== Set exercise ==
Every line below must be reproduced exactly. Copy them all.
─── Items ───
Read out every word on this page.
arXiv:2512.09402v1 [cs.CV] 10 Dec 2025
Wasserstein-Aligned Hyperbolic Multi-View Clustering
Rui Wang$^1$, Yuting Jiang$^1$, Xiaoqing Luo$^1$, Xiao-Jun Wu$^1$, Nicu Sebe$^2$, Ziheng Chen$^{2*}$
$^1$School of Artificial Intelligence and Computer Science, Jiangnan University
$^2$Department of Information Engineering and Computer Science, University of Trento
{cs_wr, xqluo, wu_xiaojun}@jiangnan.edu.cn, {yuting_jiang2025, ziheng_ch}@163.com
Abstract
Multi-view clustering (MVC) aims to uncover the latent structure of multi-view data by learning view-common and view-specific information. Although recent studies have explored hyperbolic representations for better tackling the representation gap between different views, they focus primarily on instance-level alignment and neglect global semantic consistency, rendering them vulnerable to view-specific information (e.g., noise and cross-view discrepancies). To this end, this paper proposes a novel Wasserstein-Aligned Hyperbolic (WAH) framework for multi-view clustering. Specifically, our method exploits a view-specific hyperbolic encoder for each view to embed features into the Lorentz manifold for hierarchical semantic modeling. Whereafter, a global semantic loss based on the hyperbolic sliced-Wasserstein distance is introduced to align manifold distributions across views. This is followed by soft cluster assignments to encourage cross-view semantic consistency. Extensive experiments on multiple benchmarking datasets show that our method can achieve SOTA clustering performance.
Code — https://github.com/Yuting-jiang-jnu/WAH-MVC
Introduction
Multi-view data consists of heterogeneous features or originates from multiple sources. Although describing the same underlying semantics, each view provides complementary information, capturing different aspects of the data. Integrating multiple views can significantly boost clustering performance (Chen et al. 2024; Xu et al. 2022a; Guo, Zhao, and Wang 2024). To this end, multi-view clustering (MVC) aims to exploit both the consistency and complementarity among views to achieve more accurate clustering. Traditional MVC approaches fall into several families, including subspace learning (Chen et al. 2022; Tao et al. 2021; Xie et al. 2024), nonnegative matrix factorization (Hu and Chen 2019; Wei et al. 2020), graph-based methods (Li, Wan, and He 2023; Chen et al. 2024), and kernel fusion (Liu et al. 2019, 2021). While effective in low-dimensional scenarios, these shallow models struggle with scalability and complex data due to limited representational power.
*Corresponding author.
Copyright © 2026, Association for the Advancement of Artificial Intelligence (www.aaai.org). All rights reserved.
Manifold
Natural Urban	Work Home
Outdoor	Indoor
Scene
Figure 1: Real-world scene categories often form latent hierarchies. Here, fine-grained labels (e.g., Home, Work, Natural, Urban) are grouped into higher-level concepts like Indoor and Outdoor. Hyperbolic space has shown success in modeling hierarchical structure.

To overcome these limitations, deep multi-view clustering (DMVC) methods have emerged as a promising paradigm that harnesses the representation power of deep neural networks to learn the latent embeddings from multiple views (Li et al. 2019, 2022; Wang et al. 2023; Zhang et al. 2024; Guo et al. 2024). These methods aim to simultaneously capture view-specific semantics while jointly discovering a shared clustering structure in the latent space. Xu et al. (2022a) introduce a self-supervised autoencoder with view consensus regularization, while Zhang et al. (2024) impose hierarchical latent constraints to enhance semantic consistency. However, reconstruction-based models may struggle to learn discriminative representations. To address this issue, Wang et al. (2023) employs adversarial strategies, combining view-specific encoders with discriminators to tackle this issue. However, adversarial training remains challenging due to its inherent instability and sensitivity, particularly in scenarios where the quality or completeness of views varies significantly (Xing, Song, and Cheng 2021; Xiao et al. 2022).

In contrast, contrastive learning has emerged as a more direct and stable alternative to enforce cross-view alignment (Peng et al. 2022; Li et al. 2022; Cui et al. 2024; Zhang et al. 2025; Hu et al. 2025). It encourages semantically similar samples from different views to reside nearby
───
== Full output ==
Read out every word on this page.
arXiv:2512.09402v1 [cs.CV] 10 Dec 2025
Wasserstein-Aligned Hyperbolic Multi-View Clustering
Rui Wang$^1$, Yuting Jiang$^1$, Xiaoqing Luo$^1$, Xiao-Jun Wu$^1$, Nicu Sebe$^2$, Ziheng Chen$^{2*}$
$^1$School of Artificial Intelligence and Computer Science, Jiangnan University
$^2$Department of Information Engineering and Computer Science, University of Trento
{cs_wr, xqluo, wu_xiaojun}@jiangnan.edu.cn, {yuting_jiang2025, ziheng_ch}@163.com
Abstract
Multi-view clustering (MVC) aims to uncover the latent structure of multi-view data by learning view-common and view-specific information. Although recent studies have explored hyperbolic representations for better tackling the representation gap between different views, they focus primarily on instance-level alignment and neglect global semantic consistency, rendering them vulnerable to view-specific information (e.g., noise and cross-view discrepancies). To this end, this paper proposes a novel Wasserstein-Aligned Hyperbolic (WAH) framework for multi-view clustering. Specifically, our method exploits a view-specific hyperbolic encoder for each view to embed features into the Lorentz manifold for hierarchical semantic modeling. Whereafter, a global semantic loss based on the hyperbolic sliced-Wasserstein distance is introduced to align manifold distributions across views. This is followed by soft cluster assignments to encourage cross-view semantic consistency. Extensive experiments on multiple benchmarking datasets show that our method can achieve SOTA clustering performance.
Code — https://github.com/Yuting-jiang-jnu/WAH-MVC
Introduction
Multi-view data consists of heterogeneous features or originates from multiple sources. Although describing the same underlying semantics, each view provides complementary information, capturing different aspects of the data. Integrating multiple views can significantly boost clustering performance (Chen et al. 2024; Xu et al. 2022a; Guo, Zhao, and Wang 2024). To this end, multi-view clustering (MVC) aims to exploit both the consistency and complementarity among views to achieve more accurate clustering. Traditional MVC approaches fall into several families, including subspace learning (Chen et al. 2022; Tao et al. 2021; Xie et al. 2024), nonnegative matrix factorization (Hu and Chen 2019; Wei et al. 2020), graph-based methods (Li, Wan, and He 2023; Chen et al. 2024), and kernel fusion (Liu et al. 2019, 2021). While effective in low-dimensional scenarios, these shallow models struggle with scalability and complex data due to limited representational power.
*Corresponding author.
Copyright © 2026, Association for the Advancement of Artificial Intelligence (www.aaai.org). All rights reserved.
Manifold
Natural Urban	Work Home
Outdoor	Indoor
Scene
Figure 1: Real-world scene categories often form latent hierarchies. Here, fine-grained labels (e.g., Home, Work, Natural, Urban) are grouped into higher-level concepts like Indoor and Outdoor. Hyperbolic space has shown success in modeling hierarchical structure.

To overcome these limitations, deep multi-view clustering (DMVC) methods have emerged as a promising paradigm that harnesses the representation power of deep neural networks to learn the latent embeddings from multiple views (Li et al. 2019, 2022; Wang et al. 2023; Zhang et al. 2024; Guo et al. 2024). These methods aim to simultaneously capture view-specific semantics while jointly discovering a shared clustering structure in the latent space. Xu et al. (2022a) introduce a self-supervised autoencoder with view consensus regularization, while Zhang et al. (2024) impose hierarchical latent constraints to enhance semantic consistency. However, reconstruction-based models may struggle to learn discriminative representations. To address this issue, Wang et al. (2023) employs adversarial strategies, combining view-specific encoders with discriminators to tackle this issue. However, adversarial training remains challenging due to its inherent instability and sensitivity, particularly in scenarios where the quality or completeness of views varies significantly (Xing, Song, and Cheng 2021; Xiao et al. 2022).

In contrast, contrastive learning has emerged as a more direct and stable alternative to enforce cross-view alignment (Peng et al. 2022; Li et al. 2022; Cui et al. 2024; Zhang et al. 2025; Hu et al. 2025). It encourages semantically similar samples from different views to reside nearby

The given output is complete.